= Data records =
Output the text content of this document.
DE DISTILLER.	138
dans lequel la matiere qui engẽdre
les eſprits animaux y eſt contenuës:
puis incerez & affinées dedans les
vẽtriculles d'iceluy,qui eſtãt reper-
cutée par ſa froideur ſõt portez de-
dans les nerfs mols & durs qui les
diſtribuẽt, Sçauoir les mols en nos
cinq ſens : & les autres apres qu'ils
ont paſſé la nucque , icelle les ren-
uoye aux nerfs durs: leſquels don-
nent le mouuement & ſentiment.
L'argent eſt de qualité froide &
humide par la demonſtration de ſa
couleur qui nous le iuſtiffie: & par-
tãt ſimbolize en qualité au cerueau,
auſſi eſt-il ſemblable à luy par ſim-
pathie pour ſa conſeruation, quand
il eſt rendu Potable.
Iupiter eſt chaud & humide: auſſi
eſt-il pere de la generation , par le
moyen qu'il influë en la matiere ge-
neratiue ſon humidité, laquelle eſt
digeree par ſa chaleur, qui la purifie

= Set exercise =
For each line in the data above that contains the string "nerfs", extract the line.

= Complete response =
dans les nerfs mols & durs qui les
uoye aux nerfs durs: leſquels don-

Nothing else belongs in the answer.